## Directive
Every line must be returned precisely as it is written.

Figure content listings:
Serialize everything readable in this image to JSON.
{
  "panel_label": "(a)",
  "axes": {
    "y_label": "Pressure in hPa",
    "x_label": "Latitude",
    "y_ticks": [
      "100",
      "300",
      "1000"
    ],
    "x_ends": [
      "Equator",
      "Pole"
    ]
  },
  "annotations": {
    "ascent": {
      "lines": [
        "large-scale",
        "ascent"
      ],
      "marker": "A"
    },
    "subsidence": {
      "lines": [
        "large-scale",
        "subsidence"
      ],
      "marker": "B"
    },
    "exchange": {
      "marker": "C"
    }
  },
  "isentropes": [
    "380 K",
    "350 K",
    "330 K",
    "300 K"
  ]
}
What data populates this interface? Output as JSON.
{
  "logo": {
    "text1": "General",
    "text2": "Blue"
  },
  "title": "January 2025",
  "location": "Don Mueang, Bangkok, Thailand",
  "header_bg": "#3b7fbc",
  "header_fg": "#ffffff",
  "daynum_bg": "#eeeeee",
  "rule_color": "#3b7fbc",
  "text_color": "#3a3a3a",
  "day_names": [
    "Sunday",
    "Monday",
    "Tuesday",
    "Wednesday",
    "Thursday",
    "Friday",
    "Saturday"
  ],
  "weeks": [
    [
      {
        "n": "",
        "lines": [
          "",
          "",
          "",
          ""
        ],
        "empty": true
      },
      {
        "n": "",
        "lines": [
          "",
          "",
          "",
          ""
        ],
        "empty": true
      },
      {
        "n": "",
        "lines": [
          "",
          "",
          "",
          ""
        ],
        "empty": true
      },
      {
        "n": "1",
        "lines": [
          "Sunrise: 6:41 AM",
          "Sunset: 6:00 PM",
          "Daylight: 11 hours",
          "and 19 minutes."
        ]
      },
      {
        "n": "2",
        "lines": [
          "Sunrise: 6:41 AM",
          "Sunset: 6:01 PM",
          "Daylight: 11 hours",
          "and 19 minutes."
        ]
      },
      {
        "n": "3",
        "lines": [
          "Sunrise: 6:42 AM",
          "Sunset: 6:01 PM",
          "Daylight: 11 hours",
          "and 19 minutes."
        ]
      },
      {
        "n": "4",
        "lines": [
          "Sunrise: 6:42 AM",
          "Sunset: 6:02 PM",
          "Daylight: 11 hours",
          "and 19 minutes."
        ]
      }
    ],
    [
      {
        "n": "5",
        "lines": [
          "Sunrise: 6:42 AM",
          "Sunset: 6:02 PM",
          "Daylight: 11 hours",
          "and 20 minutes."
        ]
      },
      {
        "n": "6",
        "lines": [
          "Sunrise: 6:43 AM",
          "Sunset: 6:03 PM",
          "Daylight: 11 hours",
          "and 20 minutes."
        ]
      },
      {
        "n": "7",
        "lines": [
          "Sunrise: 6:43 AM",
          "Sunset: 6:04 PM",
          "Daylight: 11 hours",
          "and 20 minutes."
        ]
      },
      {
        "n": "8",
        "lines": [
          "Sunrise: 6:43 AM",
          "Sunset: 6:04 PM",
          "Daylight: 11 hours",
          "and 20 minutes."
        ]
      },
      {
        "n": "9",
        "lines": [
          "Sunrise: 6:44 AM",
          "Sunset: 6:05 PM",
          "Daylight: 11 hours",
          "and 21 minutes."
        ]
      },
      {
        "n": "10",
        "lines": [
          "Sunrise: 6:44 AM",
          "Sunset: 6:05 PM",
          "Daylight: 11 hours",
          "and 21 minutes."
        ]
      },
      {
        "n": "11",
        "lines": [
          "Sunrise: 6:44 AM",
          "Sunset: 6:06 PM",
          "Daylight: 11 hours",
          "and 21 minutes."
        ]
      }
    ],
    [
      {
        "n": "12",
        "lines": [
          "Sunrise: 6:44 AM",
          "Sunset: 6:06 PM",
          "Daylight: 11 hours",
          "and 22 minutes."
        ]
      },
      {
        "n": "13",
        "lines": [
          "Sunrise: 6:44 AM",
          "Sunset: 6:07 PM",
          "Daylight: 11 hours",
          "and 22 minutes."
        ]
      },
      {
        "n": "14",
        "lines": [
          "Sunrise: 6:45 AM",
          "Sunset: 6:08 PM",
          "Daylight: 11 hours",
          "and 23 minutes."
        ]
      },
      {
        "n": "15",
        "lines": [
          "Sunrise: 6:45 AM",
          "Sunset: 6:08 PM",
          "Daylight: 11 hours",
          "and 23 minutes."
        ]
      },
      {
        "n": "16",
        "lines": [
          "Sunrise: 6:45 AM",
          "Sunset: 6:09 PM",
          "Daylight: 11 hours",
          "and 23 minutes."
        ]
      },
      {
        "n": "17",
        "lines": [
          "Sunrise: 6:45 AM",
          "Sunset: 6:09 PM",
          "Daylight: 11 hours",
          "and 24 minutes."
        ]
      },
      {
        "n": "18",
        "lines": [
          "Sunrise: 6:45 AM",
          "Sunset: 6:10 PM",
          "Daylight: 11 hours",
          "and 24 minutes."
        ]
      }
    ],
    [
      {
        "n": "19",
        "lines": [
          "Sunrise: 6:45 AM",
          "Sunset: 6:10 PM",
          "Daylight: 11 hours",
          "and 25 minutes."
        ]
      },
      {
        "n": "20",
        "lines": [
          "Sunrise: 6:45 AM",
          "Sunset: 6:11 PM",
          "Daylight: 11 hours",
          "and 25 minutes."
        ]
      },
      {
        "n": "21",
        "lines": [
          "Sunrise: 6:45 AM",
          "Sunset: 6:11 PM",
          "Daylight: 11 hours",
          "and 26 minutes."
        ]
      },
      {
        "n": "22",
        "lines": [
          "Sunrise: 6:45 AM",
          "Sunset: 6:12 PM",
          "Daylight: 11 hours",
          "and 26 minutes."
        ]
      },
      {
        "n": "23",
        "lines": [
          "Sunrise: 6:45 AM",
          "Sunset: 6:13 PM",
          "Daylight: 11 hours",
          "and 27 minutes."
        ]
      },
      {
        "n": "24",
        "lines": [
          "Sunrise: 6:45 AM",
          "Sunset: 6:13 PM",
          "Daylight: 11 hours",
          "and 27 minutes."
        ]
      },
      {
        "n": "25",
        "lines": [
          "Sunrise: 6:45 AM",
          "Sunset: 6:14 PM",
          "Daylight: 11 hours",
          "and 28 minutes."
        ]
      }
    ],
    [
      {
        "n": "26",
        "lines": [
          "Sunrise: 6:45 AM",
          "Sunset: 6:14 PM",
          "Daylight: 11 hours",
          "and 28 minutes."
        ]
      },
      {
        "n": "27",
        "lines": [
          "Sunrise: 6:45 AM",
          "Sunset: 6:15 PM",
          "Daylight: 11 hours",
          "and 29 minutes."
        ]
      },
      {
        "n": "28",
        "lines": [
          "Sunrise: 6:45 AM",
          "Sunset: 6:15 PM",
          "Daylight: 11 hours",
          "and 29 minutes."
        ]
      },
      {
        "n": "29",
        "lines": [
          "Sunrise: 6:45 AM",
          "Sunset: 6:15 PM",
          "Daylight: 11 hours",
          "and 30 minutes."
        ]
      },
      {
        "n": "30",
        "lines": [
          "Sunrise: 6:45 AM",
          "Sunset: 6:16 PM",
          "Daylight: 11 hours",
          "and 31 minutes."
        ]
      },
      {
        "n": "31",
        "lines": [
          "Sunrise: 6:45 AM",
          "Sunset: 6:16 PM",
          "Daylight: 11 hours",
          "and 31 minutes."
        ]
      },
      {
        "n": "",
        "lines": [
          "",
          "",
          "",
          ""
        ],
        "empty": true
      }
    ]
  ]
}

## The solution
Serialize everything readable in this image to JSON.
{
  "panel_label": "(a)",
  "axes": {
    "y_label": "Pressure in hPa",
    "x_label": "Latitude",
    "y_ticks": [
      "100",
      "300",
      "1000"
    ],
    "x_ends": [
      "Equator",
      "Pole"
    ]
  },
  "annotations": {
    "ascent": {
      "lines": [
        "large-scale",
        "ascent"
      ],
      "marker": "A"
    },
    "subsidence": {
      "lines": [
        "large-scale",
        "subsidence"
      ],
      "marker": "B"
    },
    "exchange": {
      "marker": "C"
    }
  },
  "isentropes": [
    "380 K",
    "350 K",
    "330 K",
    "300 K"
  ]
}
What data populates this interface? Output as JSON.
{
  "logo": {
    "text1": "General",
    "text2": "Blue"
  },
  "title": "January 2025",
  "location": "Don Mueang, Bangkok, Thailand",
  "header_bg": "#3b7fbc",
  "header_fg": "#ffffff",
  "daynum_bg": "#eeeeee",
  "rule_color": "#3b7fbc",
  "text_color": "#3a3a3a",
  "day_names": [
    "Sunday",
    "Monday",
    "Tuesday",
    "Wednesday",
    "Thursday",
    "Friday",
    "Saturday"
  ],
  "weeks": [
    [
      {
        "n": "",
        "lines": [
          "",
          "",
          "",
          ""
        ],
        "empty": true
      },
      {
        "n": "",
        "lines": [
          "",
          "",
          "",
          ""
        ],
        "empty": true
      },
      {
        "n": "",
        "lines": [
          "",
          "",
          "",
          ""
        ],
        "empty": true
      },
      {
        "n": "1",
        "lines": [
          "Sunrise: 6:41 AM",
          "Sunset: 6:00 PM",
          "Daylight: 11 hours",
          "and 19 minutes."
        ]
      },
      {
        "n": "2",
        "lines": [
          "Sunrise: 6:41 AM",
          "Sunset: 6:01 PM",
          "Daylight: 11 hours",
          "and 19 minutes."
        ]
      },
      {
        "n": "3",
        "lines": [
          "Sunrise: 6:42 AM",
          "Sunset: 6:01 PM",
          "Daylight: 11 hours",
          "and 19 minutes."
        ]
      },
      {
        "n": "4",
        "lines": [
          "Sunrise: 6:42 AM",
          "Sunset: 6:02 PM",
          "Daylight: 11 hours",
          "and 19 minutes."
        ]
      }
    ],
    [
      {
        "n": "5",
        "lines": [
          "Sunrise: 6:42 AM",
          "Sunset: 6:02 PM",
          "Daylight: 11 hours",
          "and 20 minutes."
        ]
      },
      {
        "n": "6",
        "lines": [
          "Sunrise: 6:43 AM",
          "Sunset: 6:03 PM",
          "Daylight: 11 hours",
          "and 20 minutes."
        ]
      },
      {
        "n": "7",
        "lines": [
          "Sunrise: 6:43 AM",
          "Sunset: 6:04 PM",
          "Daylight: 11 hours",
          "and 20 minutes."
        ]
      },
      {
        "n": "8",
        "lines": [
          "Sunrise: 6:43 AM",
          "Sunset: 6:04 PM",
          "Daylight: 11 hours",
          "and 20 minutes."
        ]
      },
      {
        "n": "9",
        "lines": [
          "Sunrise: 6:44 AM",
          "Sunset: 6:05 PM",
          "Daylight: 11 hours",
          "and 21 minutes."
        ]
      },
      {
        "n": "10",
        "lines": [
          "Sunrise: 6:44 AM",
          "Sunset: 6:05 PM",
          "Daylight: 11 hours",
          "and 21 minutes."
        ]
      },
      {
        "n": "11",
        "lines": [
          "Sunrise: 6:44 AM",
          "Sunset: 6:06 PM",
          "Daylight: 11 hours",
          "and 21 minutes."
        ]
      }
    ],
    [
      {
        "n": "12",
        "lines": [
          "Sunrise: 6:44 AM",
          "Sunset: 6:06 PM",
          "Daylight: 11 hours",
          "and 22 minutes."
        ]
      },
      {
        "n": "13",
        "lines": [
          "Sunrise: 6:44 AM",
          "Sunset: 6:07 PM",
          "Daylight: 11 hours",
          "and 22 minutes."
        ]
      },
      {
        "n": "14",
        "lines": [
          "Sunrise: 6:45 AM",
          "Sunset: 6:08 PM",
          "Daylight: 11 hours",
          "and 23 minutes."
        ]
      },
      {
        "n": "15",
        "lines": [
          "Sunrise: 6:45 AM",
          "Sunset: 6:08 PM",
          "Daylight: 11 hours",
          "and 23 minutes."
        ]
      },
      {
        "n": "16",
        "lines": [
          "Sunrise: 6:45 AM",
          "Sunset: 6:09 PM",
          "Daylight: 11 hours",
          "and 23 minutes."
        ]
      },
      {
        "n": "17",
        "lines": [
          "Sunrise: 6:45 AM",
          "Sunset: 6:09 PM",
          "Daylight: 11 hours",
          "and 24 minutes."
        ]
      },
      {
        "n": "18",
        "lines": [
          "Sunrise: 6:45 AM",
          "Sunset: 6:10 PM",
          "Daylight: 11 hours",
          "and 24 minutes."
        ]
      }
    ],
    [
      {
        "n": "19",
        "lines": [
          "Sunrise: 6:45 AM",
          "Sunset: 6:10 PM",
          "Daylight: 11 hours",
          "and 25 minutes."
        ]
      },
      {
        "n": "20",
        "lines": [
          "Sunrise: 6:45 AM",
          "Sunset: 6:11 PM",
          "Daylight: 11 hours",
          "and 25 minutes."
        ]
      },
      {
        "n": "21",
        "lines": [
          "Sunrise: 6:45 AM",
          "Sunset: 6:11 PM",
          "Daylight: 11 hours",
          "and 26 minutes."
        ]
      },
      {
        "n": "22",
        "lines": [
          "Sunrise: 6:45 AM",
          "Sunset: 6:12 PM",
          "Daylight: 11 hours",
          "and 26 minutes."
        ]
      },
      {
        "n": "23",
        "lines": [
          "Sunrise: 6:45 AM",
          "Sunset: 6:13 PM",
          "Daylight: 11 hours",
          "and 27 minutes."
        ]
      },
      {
        "n": "24",
        "lines": [
          "Sunrise: 6:45 AM",
          "Sunset: 6:13 PM",
          "Daylight: 11 hours",
          "and 27 minutes."
        ]
      },
      {
        "n": "25",
        "lines": [
          "Sunrise: 6:45 AM",
          "Sunset: 6:14 PM",
          "Daylight: 11 hours",
          "and 28 minutes."
        ]
      }
    ],
    [
      {
        "n": "26",
        "lines": [
          "Sunrise: 6:45 AM",
          "Sunset: 6:14 PM",
          "Daylight: 11 hours",
          "and 28 minutes."
        ]
      },
      {
        "n": "27",
        "lines": [
          "Sunrise: 6:45 AM",
          "Sunset: 6:15 PM",
          "Daylight: 11 hours",
          "and 29 minutes."
        ]
      },
      {
        "n": "28",
        "lines": [
          "Sunrise: 6:45 AM",
          "Sunset: 6:15 PM",
          "Daylight: 11 hours",
          "and 29 minutes."
        ]
      },
      {
        "n": "29",
        "lines": [
          "Sunrise: 6:45 AM",
          "Sunset: 6:15 PM",
          "Daylight: 11 hours",
          "and 30 minutes."
        ]
      },
      {
        "n": "30",
        "lines": [
          "Sunrise: 6:45 AM",
          "Sunset: 6:16 PM",
          "Daylight: 11 hours",
          "and 31 minutes."
        ]
      },
      {
        "n": "31",
        "lines": [
          "Sunrise: 6:45 AM",
          "Sunset: 6:16 PM",
          "Daylight: 11 hours",
          "and 31 minutes."
        ]
      },
      {
        "n": "",
        "lines": [
          "",
          "",
          "",
          ""
        ],
        "empty": true
      }
    ]
  ]
}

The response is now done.